→ Problem statement: Which lines include the word "Signal"? Copy each of them.

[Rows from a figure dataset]

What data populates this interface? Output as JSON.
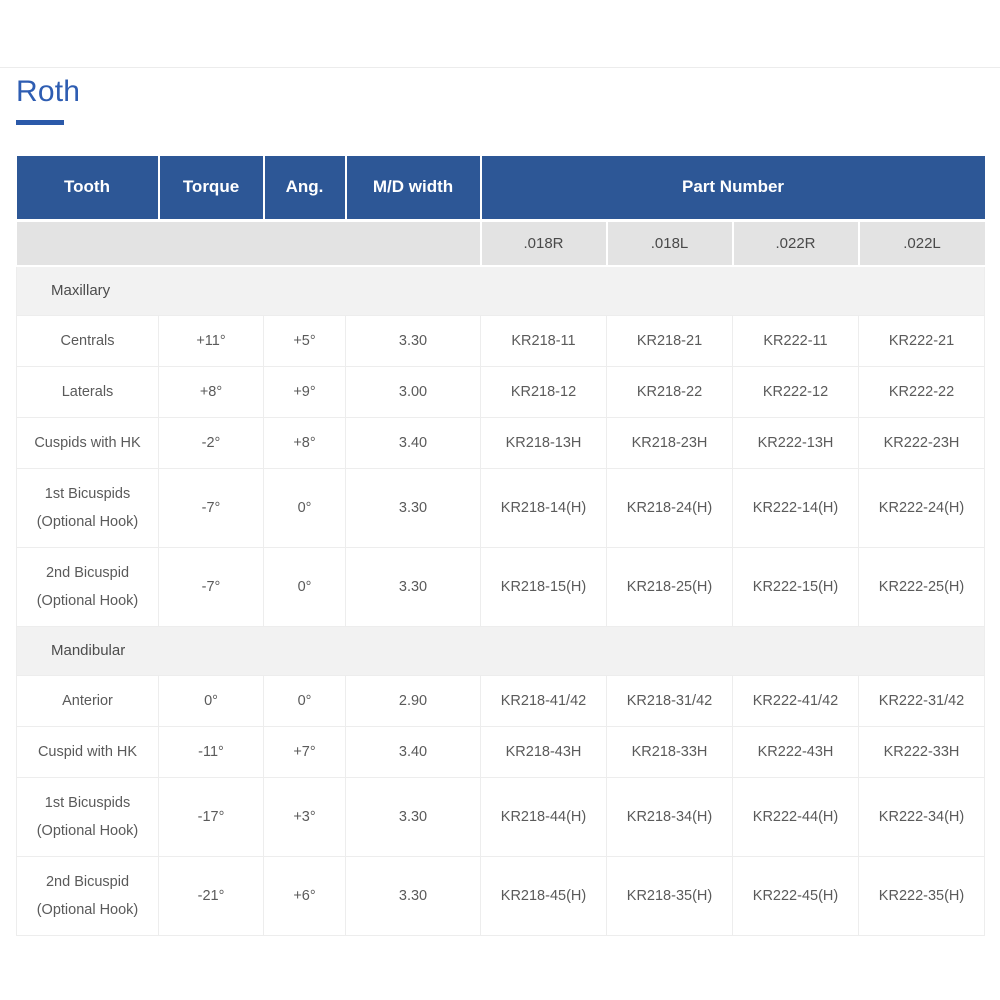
{
  "page": {
    "title": "Roth"
  },
  "colors": {
    "accent_blue": "#2e5db2",
    "header_blue": "#2d5796",
    "subheader_gray": "#e3e3e3",
    "section_gray": "#f2f2f2"
  },
  "table": {
    "columns": [
      {
        "label": "Tooth"
      },
      {
        "label": "Torque"
      },
      {
        "label": "Ang."
      },
      {
        "label": "M/D width"
      }
    ],
    "part_number_label": "Part Number",
    "part_number_subcolumns": [
      ".018R",
      ".018L",
      ".022R",
      ".022L"
    ],
    "sections": [
      {
        "label": "Maxillary",
        "rows": [
          {
            "tooth": [
              "Centrals"
            ],
            "torque": "+11°",
            "ang": "+5°",
            "md_width": "3.30",
            "parts": [
              "KR218-11",
              "KR218-21",
              "KR222-11",
              "KR222-21"
            ]
          },
          {
            "tooth": [
              "Laterals"
            ],
            "torque": "+8°",
            "ang": "+9°",
            "md_width": "3.00",
            "parts": [
              "KR218-12",
              "KR218-22",
              "KR222-12",
              "KR222-22"
            ]
          },
          {
            "tooth": [
              "Cuspids with HK"
            ],
            "torque": "-2°",
            "ang": "+8°",
            "md_width": "3.40",
            "parts": [
              "KR218-13H",
              "KR218-23H",
              "KR222-13H",
              "KR222-23H"
            ]
          },
          {
            "tooth": [
              "1st Bicuspids",
              "(Optional Hook)"
            ],
            "torque": "-7°",
            "ang": "0°",
            "md_width": "3.30",
            "parts": [
              "KR218-14(H)",
              "KR218-24(H)",
              "KR222-14(H)",
              "KR222-24(H)"
            ]
          },
          {
            "tooth": [
              "2nd Bicuspid",
              "(Optional Hook)"
            ],
            "torque": "-7°",
            "ang": "0°",
            "md_width": "3.30",
            "parts": [
              "KR218-15(H)",
              "KR218-25(H)",
              "KR222-15(H)",
              "KR222-25(H)"
            ]
          }
        ]
      },
      {
        "label": "Mandibular",
        "rows": [
          {
            "tooth": [
              "Anterior"
            ],
            "torque": "0°",
            "ang": "0°",
            "md_width": "2.90",
            "parts": [
              "KR218-41/42",
              "KR218-31/42",
              "KR222-41/42",
              "KR222-31/42"
            ]
          },
          {
            "tooth": [
              "Cuspid with HK"
            ],
            "torque": "-11°",
            "ang": "+7°",
            "md_width": "3.40",
            "parts": [
              "KR218-43H",
              "KR218-33H",
              "KR222-43H",
              "KR222-33H"
            ]
          },
          {
            "tooth": [
              "1st Bicuspids",
              "(Optional Hook)"
            ],
            "torque": "-17°",
            "ang": "+3°",
            "md_width": "3.30",
            "parts": [
              "KR218-44(H)",
              "KR218-34(H)",
              "KR222-44(H)",
              "KR222-34(H)"
            ]
          },
          {
            "tooth": [
              "2nd Bicuspid",
              "(Optional Hook)"
            ],
            "torque": "-21°",
            "ang": "+6°",
            "md_width": "3.30",
            "parts": [
              "KR218-45(H)",
              "KR218-35(H)",
              "KR222-45(H)",
              "KR222-35(H)"
            ]
          }
        ]
      }
    ]
  }
}
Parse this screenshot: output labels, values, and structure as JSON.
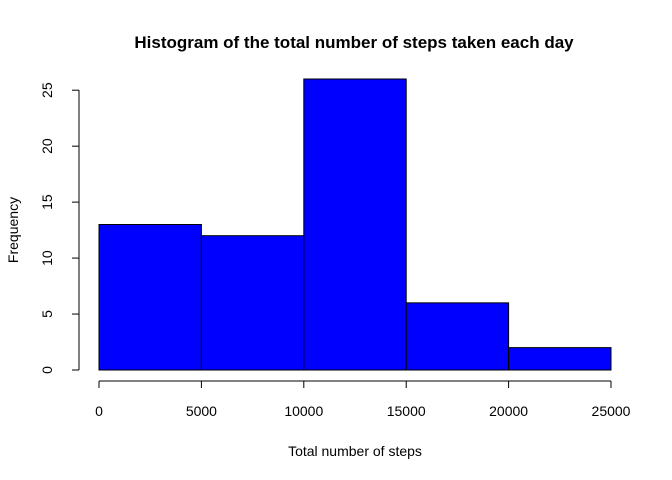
{
  "chart_data": {
    "type": "bar",
    "subtype": "histogram",
    "title": "Histogram of the total number of steps taken each day",
    "xlabel": "Total number of steps",
    "ylabel": "Frequency",
    "bins": [
      {
        "from": 0,
        "to": 5000,
        "value": 13
      },
      {
        "from": 5000,
        "to": 10000,
        "value": 12
      },
      {
        "from": 10000,
        "to": 15000,
        "value": 26
      },
      {
        "from": 15000,
        "to": 20000,
        "value": 6
      },
      {
        "from": 20000,
        "to": 25000,
        "value": 2
      }
    ],
    "xlim": [
      0,
      25000
    ],
    "ylim": [
      0,
      26
    ],
    "x_ticks": [
      0,
      5000,
      10000,
      15000,
      20000,
      25000
    ],
    "y_ticks": [
      0,
      5,
      10,
      15,
      20,
      25
    ],
    "bar_color": "#0000ff",
    "edge_color": "#000000",
    "grid": false,
    "legend": "none"
  }
}
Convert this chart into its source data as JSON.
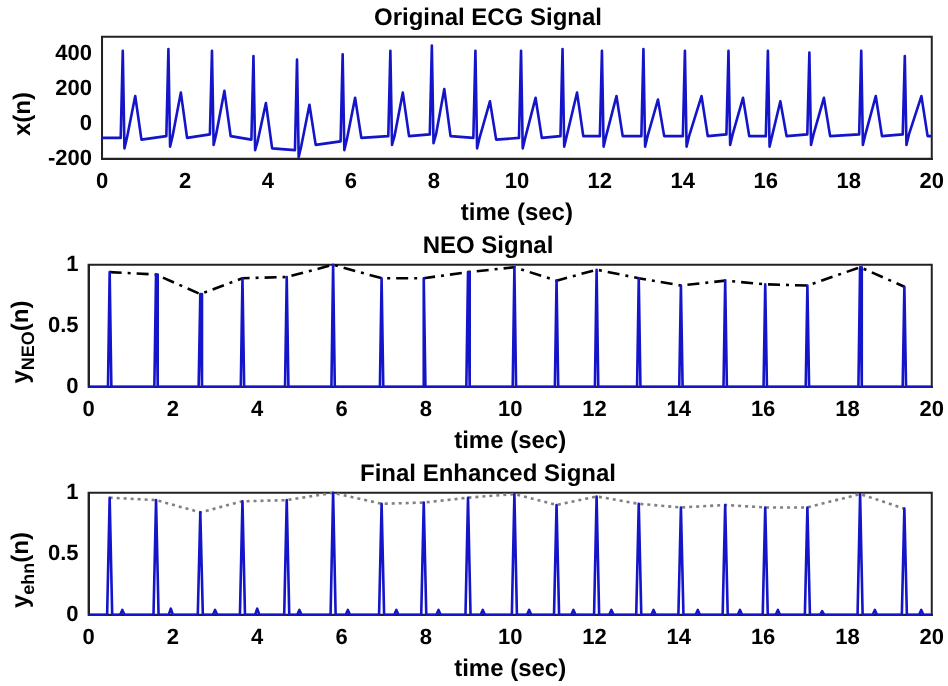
{
  "chart_data": [
    {
      "type": "line",
      "title": "Original ECG Signal",
      "xlabel": "time (sec)",
      "ylabel": "x(n)",
      "xlim": [
        0,
        20
      ],
      "xticks": [
        0,
        2,
        4,
        6,
        8,
        10,
        12,
        14,
        16,
        18,
        20
      ],
      "ylim": [
        -200,
        500
      ],
      "yticks": [
        -200,
        0,
        200,
        400
      ],
      "grid": false,
      "series": [
        {
          "color": "#1414c8",
          "x": [
            0,
            0.45,
            0.5,
            0.54,
            0.6,
            0.8,
            0.95,
            1.55,
            1.6,
            1.64,
            1.7,
            1.9,
            2.05,
            2.6,
            2.65,
            2.69,
            2.75,
            2.95,
            3.1,
            3.6,
            3.65,
            3.69,
            3.75,
            3.95,
            4.1,
            4.65,
            4.7,
            4.74,
            4.8,
            5.0,
            5.15,
            5.75,
            5.8,
            5.84,
            5.9,
            6.1,
            6.25,
            6.9,
            6.95,
            6.99,
            7.05,
            7.25,
            7.4,
            7.9,
            7.95,
            7.99,
            8.05,
            8.25,
            8.4,
            8.95,
            9.0,
            9.04,
            9.1,
            9.35,
            9.5,
            10.05,
            10.1,
            10.14,
            10.2,
            10.45,
            10.6,
            11.05,
            11.1,
            11.14,
            11.2,
            11.45,
            11.6,
            12.0,
            12.05,
            12.09,
            12.15,
            12.4,
            12.55,
            13.0,
            13.05,
            13.09,
            13.15,
            13.4,
            13.55,
            14.0,
            14.05,
            14.09,
            14.15,
            14.45,
            14.6,
            15.05,
            15.1,
            15.14,
            15.2,
            15.45,
            15.6,
            16.0,
            16.05,
            16.09,
            16.15,
            16.35,
            16.5,
            17.0,
            17.05,
            17.09,
            17.15,
            17.4,
            17.55,
            18.25,
            18.3,
            18.34,
            18.4,
            18.65,
            18.8,
            19.3,
            19.35,
            19.39,
            19.45,
            19.75,
            19.9,
            20
          ],
          "values": [
            -80,
            -80,
            420,
            -140,
            -80,
            160,
            -90,
            -70,
            430,
            -130,
            -70,
            180,
            -80,
            -60,
            420,
            -120,
            -60,
            190,
            -70,
            -90,
            390,
            -150,
            -100,
            120,
            -140,
            -150,
            370,
            -190,
            -130,
            110,
            -120,
            -100,
            400,
            -150,
            -90,
            150,
            -80,
            -70,
            420,
            -120,
            -70,
            180,
            -70,
            -60,
            450,
            -110,
            -60,
            200,
            -70,
            -80,
            420,
            -140,
            -80,
            130,
            -90,
            -80,
            420,
            -140,
            -80,
            150,
            -80,
            -70,
            430,
            -130,
            -70,
            180,
            -70,
            -70,
            420,
            -130,
            -70,
            160,
            -70,
            -70,
            430,
            -130,
            -70,
            140,
            -70,
            -70,
            420,
            -130,
            -70,
            160,
            -70,
            -60,
            420,
            -120,
            -60,
            150,
            -70,
            -70,
            420,
            -130,
            -70,
            130,
            -70,
            -60,
            410,
            -120,
            -60,
            150,
            -70,
            -60,
            420,
            -120,
            -60,
            160,
            -70,
            -60,
            390,
            -120,
            -60,
            160,
            -70,
            -70
          ]
        }
      ]
    },
    {
      "type": "line",
      "title": "NEO Signal",
      "xlabel": "time (sec)",
      "ylabel": "y$_{NEO}$(n)",
      "xlim": [
        0,
        20
      ],
      "xticks": [
        0,
        2,
        4,
        6,
        8,
        10,
        12,
        14,
        16,
        18,
        20
      ],
      "ylim": [
        0,
        1
      ],
      "yticks": [
        0,
        0.5,
        1
      ],
      "grid": false,
      "series": [
        {
          "color": "#1414c8",
          "x": [
            0,
            0.46,
            0.5,
            0.54,
            1.56,
            1.6,
            1.64,
            2.61,
            2.65,
            2.69,
            3.61,
            3.65,
            3.69,
            4.66,
            4.7,
            4.74,
            5.76,
            5.8,
            5.84,
            6.91,
            6.95,
            6.99,
            7.91,
            7.95,
            7.99,
            8.96,
            9.0,
            9.04,
            10.06,
            10.1,
            10.14,
            11.06,
            11.1,
            11.14,
            12.01,
            12.05,
            12.09,
            13.01,
            13.05,
            13.09,
            14.01,
            14.05,
            14.09,
            15.06,
            15.1,
            15.14,
            16.01,
            16.05,
            16.09,
            17.01,
            17.05,
            17.09,
            18.26,
            18.3,
            18.34,
            19.31,
            19.35,
            19.39,
            20
          ],
          "values": [
            0,
            0,
            0.94,
            0,
            0,
            0.92,
            0,
            0,
            0.76,
            0,
            0,
            0.89,
            0,
            0,
            0.9,
            0,
            0,
            1.0,
            0,
            0,
            0.89,
            0,
            0,
            0.89,
            0,
            0,
            0.94,
            0,
            0,
            0.98,
            0,
            0,
            0.87,
            0,
            0,
            0.96,
            0,
            0,
            0.89,
            0,
            0,
            0.83,
            0,
            0,
            0.87,
            0,
            0,
            0.84,
            0,
            0,
            0.83,
            0,
            0,
            0.98,
            0,
            0,
            0.82,
            0,
            0
          ]
        },
        {
          "color": "#000000",
          "line_style": "dashed",
          "x": [
            0.5,
            1.6,
            2.65,
            3.65,
            4.7,
            5.8,
            6.95,
            7.95,
            9.0,
            10.1,
            11.1,
            12.05,
            13.05,
            14.05,
            15.1,
            16.05,
            17.05,
            18.3,
            19.35
          ],
          "values": [
            0.94,
            0.92,
            0.76,
            0.89,
            0.9,
            1.0,
            0.89,
            0.89,
            0.94,
            0.98,
            0.87,
            0.96,
            0.89,
            0.83,
            0.87,
            0.84,
            0.83,
            0.98,
            0.82
          ]
        }
      ]
    },
    {
      "type": "line",
      "title": "Final Enhanced Signal",
      "xlabel": "time (sec)",
      "ylabel": "y$_{ehn}$(n)",
      "xlim": [
        0,
        20
      ],
      "xticks": [
        0,
        2,
        4,
        6,
        8,
        10,
        12,
        14,
        16,
        18,
        20
      ],
      "ylim": [
        0,
        1
      ],
      "yticks": [
        0,
        0.5,
        1
      ],
      "grid": false,
      "series": [
        {
          "color": "#1414c8",
          "x": [
            0,
            0.44,
            0.5,
            0.56,
            0.75,
            0.8,
            0.85,
            1.54,
            1.6,
            1.66,
            1.9,
            1.95,
            2.0,
            2.59,
            2.65,
            2.71,
            2.95,
            3.0,
            3.05,
            3.59,
            3.65,
            3.71,
            3.95,
            4.0,
            4.05,
            4.64,
            4.7,
            4.76,
            4.95,
            5.0,
            5.05,
            5.74,
            5.8,
            5.86,
            6.1,
            6.15,
            6.2,
            6.89,
            6.95,
            7.01,
            7.25,
            7.3,
            7.35,
            7.89,
            7.95,
            8.01,
            8.25,
            8.3,
            8.35,
            8.94,
            9.0,
            9.06,
            9.3,
            9.35,
            9.4,
            10.04,
            10.1,
            10.16,
            10.4,
            10.45,
            10.5,
            11.04,
            11.1,
            11.16,
            11.45,
            11.5,
            11.55,
            11.99,
            12.05,
            12.11,
            12.35,
            12.4,
            12.45,
            12.99,
            13.05,
            13.11,
            13.35,
            13.4,
            13.45,
            13.99,
            14.05,
            14.11,
            14.4,
            14.45,
            14.5,
            15.04,
            15.1,
            15.16,
            15.4,
            15.45,
            15.5,
            15.99,
            16.05,
            16.11,
            16.3,
            16.35,
            16.4,
            16.99,
            17.05,
            17.11,
            17.35,
            17.4,
            17.45,
            18.24,
            18.3,
            18.36,
            18.6,
            18.65,
            18.7,
            19.29,
            19.35,
            19.41,
            19.7,
            19.75,
            19.8,
            20
          ],
          "values": [
            0,
            0,
            0.96,
            0,
            0,
            0.04,
            0,
            0,
            0.94,
            0,
            0,
            0.05,
            0,
            0,
            0.84,
            0,
            0,
            0.04,
            0,
            0,
            0.93,
            0,
            0,
            0.05,
            0,
            0,
            0.94,
            0,
            0,
            0.04,
            0,
            0,
            1.0,
            0,
            0,
            0.04,
            0,
            0,
            0.91,
            0,
            0,
            0.04,
            0,
            0,
            0.92,
            0,
            0,
            0.04,
            0,
            0,
            0.96,
            0,
            0,
            0.04,
            0,
            0,
            0.99,
            0,
            0,
            0.04,
            0,
            0,
            0.9,
            0,
            0,
            0.04,
            0,
            0,
            0.97,
            0,
            0,
            0.04,
            0,
            0,
            0.91,
            0,
            0,
            0.04,
            0,
            0,
            0.88,
            0,
            0,
            0.04,
            0,
            0,
            0.9,
            0,
            0,
            0.04,
            0,
            0,
            0.88,
            0,
            0,
            0.04,
            0,
            0,
            0.88,
            0,
            0,
            0.03,
            0,
            0,
            0.99,
            0,
            0,
            0.04,
            0,
            0,
            0.87,
            0,
            0,
            0.04,
            0,
            0
          ]
        },
        {
          "color": "#808080",
          "line_style": "dotted",
          "x": [
            0.5,
            1.6,
            2.65,
            3.65,
            4.7,
            5.8,
            6.95,
            7.95,
            9.0,
            10.1,
            11.1,
            12.05,
            13.05,
            14.05,
            15.1,
            16.05,
            17.05,
            18.3,
            19.35
          ],
          "values": [
            0.96,
            0.94,
            0.84,
            0.93,
            0.94,
            1.0,
            0.91,
            0.92,
            0.96,
            0.99,
            0.9,
            0.97,
            0.91,
            0.88,
            0.9,
            0.88,
            0.88,
            0.99,
            0.87
          ]
        }
      ]
    }
  ]
}
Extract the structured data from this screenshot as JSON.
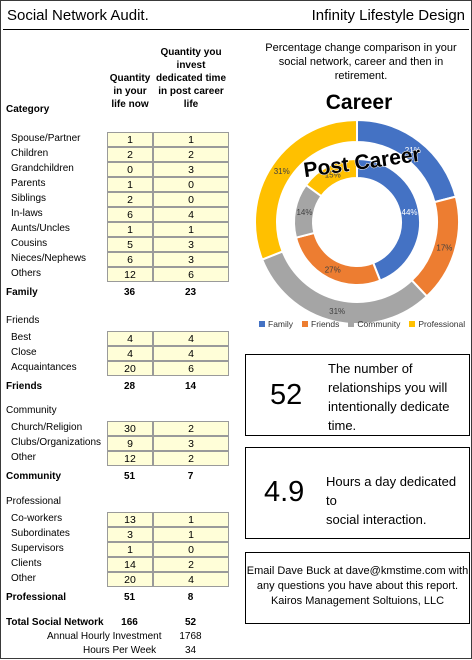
{
  "header": {
    "title": "Social Network Audit.",
    "brand": "Infinity Lifestyle Design"
  },
  "columns": {
    "category": "Category",
    "now": [
      "Quantity",
      "in your",
      "life now"
    ],
    "future": [
      "Quantity you",
      "invest",
      "dedicated time",
      "in post career",
      "life"
    ]
  },
  "family": {
    "rows": [
      {
        "label": "Spouse/Partner",
        "now": "1",
        "future": "1"
      },
      {
        "label": "Children",
        "now": "2",
        "future": "2"
      },
      {
        "label": "Grandchildren",
        "now": "0",
        "future": "3"
      },
      {
        "label": "Parents",
        "now": "1",
        "future": "0"
      },
      {
        "label": "Siblings",
        "now": "2",
        "future": "0"
      },
      {
        "label": "In-laws",
        "now": "6",
        "future": "4"
      },
      {
        "label": "Aunts/Uncles",
        "now": "1",
        "future": "1"
      },
      {
        "label": "Cousins",
        "now": "5",
        "future": "3"
      },
      {
        "label": "Nieces/Nephews",
        "now": "6",
        "future": "3"
      },
      {
        "label": "Others",
        "now": "12",
        "future": "6"
      }
    ],
    "total": {
      "label": "Family",
      "now": "36",
      "future": "23"
    }
  },
  "friends": {
    "title": "Friends",
    "rows": [
      {
        "label": "Best",
        "now": "4",
        "future": "4"
      },
      {
        "label": "Close",
        "now": "4",
        "future": "4"
      },
      {
        "label": "Acquaintances",
        "now": "20",
        "future": "6"
      }
    ],
    "total": {
      "label": "Friends",
      "now": "28",
      "future": "14"
    }
  },
  "community": {
    "title": "Community",
    "rows": [
      {
        "label": "Church/Religion",
        "now": "30",
        "future": "2"
      },
      {
        "label": "Clubs/Organizations",
        "now": "9",
        "future": "3"
      },
      {
        "label": "Other",
        "now": "12",
        "future": "2"
      }
    ],
    "total": {
      "label": "Community",
      "now": "51",
      "future": "7"
    }
  },
  "professional": {
    "title": "Professional",
    "rows": [
      {
        "label": "Co-workers",
        "now": "13",
        "future": "1"
      },
      {
        "label": "Subordinates",
        "now": "3",
        "future": "1"
      },
      {
        "label": "Supervisors",
        "now": "1",
        "future": "0"
      },
      {
        "label": "Clients",
        "now": "14",
        "future": "2"
      },
      {
        "label": "Other",
        "now": "20",
        "future": "4"
      }
    ],
    "total": {
      "label": "Professional",
      "now": "51",
      "future": "8"
    }
  },
  "summary": {
    "total_label": "Total Social Network",
    "total_now": "166",
    "total_future": "52",
    "annual_label": "Annual Hourly Investment",
    "annual_value": "1768",
    "weekly_label": "Hours Per Week",
    "weekly_value": "34"
  },
  "chart_data": {
    "type": "donut",
    "title": "Percentage change comparison in your social network, career and then in retirement.",
    "categories": [
      "Family",
      "Friends",
      "Community",
      "Professional"
    ],
    "colors": [
      "#4472c4",
      "#ed7d31",
      "#a5a5a5",
      "#ffc000"
    ],
    "series": [
      {
        "name": "Career",
        "values": [
          21,
          17,
          31,
          31
        ],
        "labels": [
          "21%",
          "17%",
          "31%",
          "31%"
        ]
      },
      {
        "name": "Post Career",
        "values": [
          44,
          27,
          14,
          15
        ],
        "labels": [
          "44%",
          "27%",
          "14%",
          "15%"
        ]
      }
    ]
  },
  "stats": {
    "relationships_value": "52",
    "relationships_text": [
      "The number of",
      "relationships you will",
      "intentionally dedicate",
      "time."
    ],
    "hours_value": "4.9",
    "hours_text": [
      "Hours a day dedicated to",
      "social interaction."
    ]
  },
  "contact": {
    "lines": [
      "Email Dave Buck at dave@kmstime.com with",
      "any questions you have about this report.",
      "Kairos Management Soltuions, LLC"
    ]
  }
}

→ Answer to the problem:
      "title": "Original ECG Signal",
      "title": "NEO Signal",
      "title": "Final Enhanced Signal",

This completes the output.